> [EXERCISE DESCRIPTION]
Below are some entries. Output each one exactly as it appears.

····················

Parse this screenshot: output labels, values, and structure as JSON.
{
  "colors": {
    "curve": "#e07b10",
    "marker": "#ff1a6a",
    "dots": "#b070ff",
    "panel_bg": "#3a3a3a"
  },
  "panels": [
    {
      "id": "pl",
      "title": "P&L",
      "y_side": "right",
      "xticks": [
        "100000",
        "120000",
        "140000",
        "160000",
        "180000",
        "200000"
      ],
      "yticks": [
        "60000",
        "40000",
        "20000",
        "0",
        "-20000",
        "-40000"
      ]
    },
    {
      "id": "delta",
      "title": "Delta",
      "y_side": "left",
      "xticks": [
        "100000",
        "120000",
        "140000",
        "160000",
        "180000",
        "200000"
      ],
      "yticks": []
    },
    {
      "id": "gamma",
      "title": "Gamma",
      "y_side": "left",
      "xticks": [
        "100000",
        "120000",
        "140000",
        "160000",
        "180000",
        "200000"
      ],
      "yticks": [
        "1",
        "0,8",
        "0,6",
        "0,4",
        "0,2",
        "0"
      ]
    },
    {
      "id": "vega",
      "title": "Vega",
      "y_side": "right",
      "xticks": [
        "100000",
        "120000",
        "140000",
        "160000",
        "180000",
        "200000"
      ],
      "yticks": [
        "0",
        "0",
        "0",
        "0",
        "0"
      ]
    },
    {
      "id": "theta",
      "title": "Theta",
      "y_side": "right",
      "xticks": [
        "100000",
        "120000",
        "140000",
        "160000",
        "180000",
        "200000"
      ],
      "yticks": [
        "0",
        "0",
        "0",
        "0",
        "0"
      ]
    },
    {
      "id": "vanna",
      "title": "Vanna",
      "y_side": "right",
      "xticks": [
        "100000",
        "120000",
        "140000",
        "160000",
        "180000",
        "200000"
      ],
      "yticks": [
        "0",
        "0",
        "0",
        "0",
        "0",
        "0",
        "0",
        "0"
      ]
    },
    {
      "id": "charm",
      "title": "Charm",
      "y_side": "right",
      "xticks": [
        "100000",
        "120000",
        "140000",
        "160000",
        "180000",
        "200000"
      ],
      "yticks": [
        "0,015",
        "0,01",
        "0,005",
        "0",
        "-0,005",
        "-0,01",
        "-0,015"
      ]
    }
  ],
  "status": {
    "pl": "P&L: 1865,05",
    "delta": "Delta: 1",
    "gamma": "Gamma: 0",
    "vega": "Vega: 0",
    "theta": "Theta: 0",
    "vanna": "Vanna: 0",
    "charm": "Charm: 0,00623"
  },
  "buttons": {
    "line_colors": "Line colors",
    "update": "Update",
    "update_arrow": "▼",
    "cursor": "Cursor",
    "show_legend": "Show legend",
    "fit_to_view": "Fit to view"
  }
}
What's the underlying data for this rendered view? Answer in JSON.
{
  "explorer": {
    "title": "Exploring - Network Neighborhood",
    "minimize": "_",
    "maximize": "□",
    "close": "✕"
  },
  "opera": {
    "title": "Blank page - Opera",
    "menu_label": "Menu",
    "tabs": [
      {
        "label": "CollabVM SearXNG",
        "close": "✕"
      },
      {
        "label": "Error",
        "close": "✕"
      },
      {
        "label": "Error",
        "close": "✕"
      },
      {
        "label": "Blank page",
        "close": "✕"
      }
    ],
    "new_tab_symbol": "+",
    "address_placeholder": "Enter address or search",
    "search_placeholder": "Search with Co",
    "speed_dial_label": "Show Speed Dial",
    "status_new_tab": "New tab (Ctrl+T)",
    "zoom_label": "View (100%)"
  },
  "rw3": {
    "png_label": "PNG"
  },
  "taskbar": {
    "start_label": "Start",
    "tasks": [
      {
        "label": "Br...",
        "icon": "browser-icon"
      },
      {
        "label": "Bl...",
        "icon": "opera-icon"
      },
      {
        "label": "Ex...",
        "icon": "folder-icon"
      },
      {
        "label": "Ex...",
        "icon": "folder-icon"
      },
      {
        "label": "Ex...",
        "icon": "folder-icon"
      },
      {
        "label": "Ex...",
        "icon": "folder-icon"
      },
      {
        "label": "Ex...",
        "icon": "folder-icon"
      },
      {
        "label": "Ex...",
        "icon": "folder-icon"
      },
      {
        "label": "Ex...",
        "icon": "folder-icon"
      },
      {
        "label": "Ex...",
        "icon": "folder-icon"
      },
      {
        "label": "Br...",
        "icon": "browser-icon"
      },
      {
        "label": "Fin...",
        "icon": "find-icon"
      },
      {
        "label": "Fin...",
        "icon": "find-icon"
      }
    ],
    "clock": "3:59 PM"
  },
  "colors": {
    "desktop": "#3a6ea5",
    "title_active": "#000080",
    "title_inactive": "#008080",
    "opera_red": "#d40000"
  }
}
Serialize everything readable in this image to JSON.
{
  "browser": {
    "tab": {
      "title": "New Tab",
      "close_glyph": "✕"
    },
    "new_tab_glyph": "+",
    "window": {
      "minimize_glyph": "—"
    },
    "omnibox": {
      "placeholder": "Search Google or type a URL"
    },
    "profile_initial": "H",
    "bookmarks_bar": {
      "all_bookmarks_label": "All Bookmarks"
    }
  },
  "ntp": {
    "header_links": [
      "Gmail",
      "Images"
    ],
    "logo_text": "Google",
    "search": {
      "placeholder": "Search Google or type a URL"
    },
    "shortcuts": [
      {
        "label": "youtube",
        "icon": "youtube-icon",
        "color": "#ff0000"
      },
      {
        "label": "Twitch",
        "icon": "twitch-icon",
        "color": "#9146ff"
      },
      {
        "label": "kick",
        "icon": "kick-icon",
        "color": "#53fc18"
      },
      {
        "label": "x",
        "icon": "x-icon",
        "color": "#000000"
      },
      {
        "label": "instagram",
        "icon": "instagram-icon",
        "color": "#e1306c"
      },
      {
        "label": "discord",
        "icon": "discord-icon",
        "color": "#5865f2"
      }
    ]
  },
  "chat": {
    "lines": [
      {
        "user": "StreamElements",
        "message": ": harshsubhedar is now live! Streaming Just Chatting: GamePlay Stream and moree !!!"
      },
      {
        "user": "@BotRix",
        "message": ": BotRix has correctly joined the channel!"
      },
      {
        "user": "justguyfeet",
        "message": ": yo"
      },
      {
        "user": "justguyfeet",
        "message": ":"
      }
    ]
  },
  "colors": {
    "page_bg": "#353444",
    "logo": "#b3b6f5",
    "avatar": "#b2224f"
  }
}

····················

> [EXERCISE SOLUTION]
Parse this screenshot: output labels, values, and structure as JSON.
{
  "colors": {
    "curve": "#e07b10",
    "marker": "#ff1a6a",
    "dots": "#b070ff",
    "panel_bg": "#3a3a3a"
  },
  "panels": [
    {
      "id": "pl",
      "title": "P&L",
      "y_side": "right",
      "xticks": [
        "100000",
        "120000",
        "140000",
        "160000",
        "180000",
        "200000"
      ],
      "yticks": [
        "60000",
        "40000",
        "20000",
        "0",
        "-20000",
        "-40000"
      ]
    },
    {
      "id": "delta",
      "title": "Delta",
      "y_side": "left",
      "xticks": [
        "100000",
        "120000",
        "140000",
        "160000",
        "180000",
        "200000"
      ],
      "yticks": []
    },
    {
      "id": "gamma",
      "title": "Gamma",
      "y_side": "left",
      "xticks": [
        "100000",
        "120000",
        "140000",
        "160000",
        "180000",
        "200000"
      ],
      "yticks": [
        "1",
        "0,8",
        "0,6",
        "0,4",
        "0,2",
        "0"
      ]
    },
    {
      "id": "vega",
      "title": "Vega",
      "y_side": "right",
      "xticks": [
        "100000",
        "120000",
        "140000",
        "160000",
        "180000",
        "200000"
      ],
      "yticks": [
        "0",
        "0",
        "0",
        "0",
        "0"
      ]
    },
    {
      "id": "theta",
      "title": "Theta",
      "y_side": "right",
      "xticks": [
        "100000",
        "120000",
        "140000",
        "160000",
        "180000",
        "200000"
      ],
      "yticks": [
        "0",
        "0",
        "0",
        "0",
        "0"
      ]
    },
    {
      "id": "vanna",
      "title": "Vanna",
      "y_side": "right",
      "xticks": [
        "100000",
        "120000",
        "140000",
        "160000",
        "180000",
        "200000"
      ],
      "yticks": [
        "0",
        "0",
        "0",
        "0",
        "0",
        "0",
        "0",
        "0"
      ]
    },
    {
      "id": "charm",
      "title": "Charm",
      "y_side": "right",
      "xticks": [
        "100000",
        "120000",
        "140000",
        "160000",
        "180000",
        "200000"
      ],
      "yticks": [
        "0,015",
        "0,01",
        "0,005",
        "0",
        "-0,005",
        "-0,01",
        "-0,015"
      ]
    }
  ],
  "status": {
    "pl": "P&L: 1865,05",
    "delta": "Delta: 1",
    "gamma": "Gamma: 0",
    "vega": "Vega: 0",
    "theta": "Theta: 0",
    "vanna": "Vanna: 0",
    "charm": "Charm: 0,00623"
  },
  "buttons": {
    "line_colors": "Line colors",
    "update": "Update",
    "update_arrow": "▼",
    "cursor": "Cursor",
    "show_legend": "Show legend",
    "fit_to_view": "Fit to view"
  }
}
What's the underlying data for this rendered view? Answer in JSON.
{
  "explorer": {
    "title": "Exploring - Network Neighborhood",
    "minimize": "_",
    "maximize": "□",
    "close": "✕"
  },
  "opera": {
    "title": "Blank page - Opera",
    "menu_label": "Menu",
    "tabs": [
      {
        "label": "CollabVM SearXNG",
        "close": "✕"
      },
      {
        "label": "Error",
        "close": "✕"
      },
      {
        "label": "Error",
        "close": "✕"
      },
      {
        "label": "Blank page",
        "close": "✕"
      }
    ],
    "new_tab_symbol": "+",
    "address_placeholder": "Enter address or search",
    "search_placeholder": "Search with Co",
    "speed_dial_label": "Show Speed Dial",
    "status_new_tab": "New tab (Ctrl+T)",
    "zoom_label": "View (100%)"
  },
  "rw3": {
    "png_label": "PNG"
  },
  "taskbar": {
    "start_label": "Start",
    "tasks": [
      {
        "label": "Br...",
        "icon": "browser-icon"
      },
      {
        "label": "Bl...",
        "icon": "opera-icon"
      },
      {
        "label": "Ex...",
        "icon": "folder-icon"
      },
      {
        "label": "Ex...",
        "icon": "folder-icon"
      },
      {
        "label": "Ex...",
        "icon": "folder-icon"
      },
      {
        "label": "Ex...",
        "icon": "folder-icon"
      },
      {
        "label": "Ex...",
        "icon": "folder-icon"
      },
      {
        "label": "Ex...",
        "icon": "folder-icon"
      },
      {
        "label": "Ex...",
        "icon": "folder-icon"
      },
      {
        "label": "Ex...",
        "icon": "folder-icon"
      },
      {
        "label": "Br...",
        "icon": "browser-icon"
      },
      {
        "label": "Fin...",
        "icon": "find-icon"
      },
      {
        "label": "Fin...",
        "icon": "find-icon"
      }
    ],
    "clock": "3:59 PM"
  },
  "colors": {
    "desktop": "#3a6ea5",
    "title_active": "#000080",
    "title_inactive": "#008080",
    "opera_red": "#d40000"
  }
}
Serialize everything readable in this image to JSON.
{
  "browser": {
    "tab": {
      "title": "New Tab",
      "close_glyph": "✕"
    },
    "new_tab_glyph": "+",
    "window": {
      "minimize_glyph": "—"
    },
    "omnibox": {
      "placeholder": "Search Google or type a URL"
    },
    "profile_initial": "H",
    "bookmarks_bar": {
      "all_bookmarks_label": "All Bookmarks"
    }
  },
  "ntp": {
    "header_links": [
      "Gmail",
      "Images"
    ],
    "logo_text": "Google",
    "search": {
      "placeholder": "Search Google or type a URL"
    },
    "shortcuts": [
      {
        "label": "youtube",
        "icon": "youtube-icon",
        "color": "#ff0000"
      },
      {
        "label": "Twitch",
        "icon": "twitch-icon",
        "color": "#9146ff"
      },
      {
        "label": "kick",
        "icon": "kick-icon",
        "color": "#53fc18"
      },
      {
        "label": "x",
        "icon": "x-icon",
        "color": "#000000"
      },
      {
        "label": "instagram",
        "icon": "instagram-icon",
        "color": "#e1306c"
      },
      {
        "label": "discord",
        "icon": "discord-icon",
        "color": "#5865f2"
      }
    ]
  },
  "chat": {
    "lines": [
      {
        "user": "StreamElements",
        "message": ": harshsubhedar is now live! Streaming Just Chatting: GamePlay Stream and moree !!!"
      },
      {
        "user": "@BotRix",
        "message": ": BotRix has correctly joined the channel!"
      },
      {
        "user": "justguyfeet",
        "message": ": yo"
      },
      {
        "user": "justguyfeet",
        "message": ":"
      }
    ]
  },
  "colors": {
    "page_bg": "#353444",
    "logo": "#b3b6f5",
    "avatar": "#b2224f"
  }
}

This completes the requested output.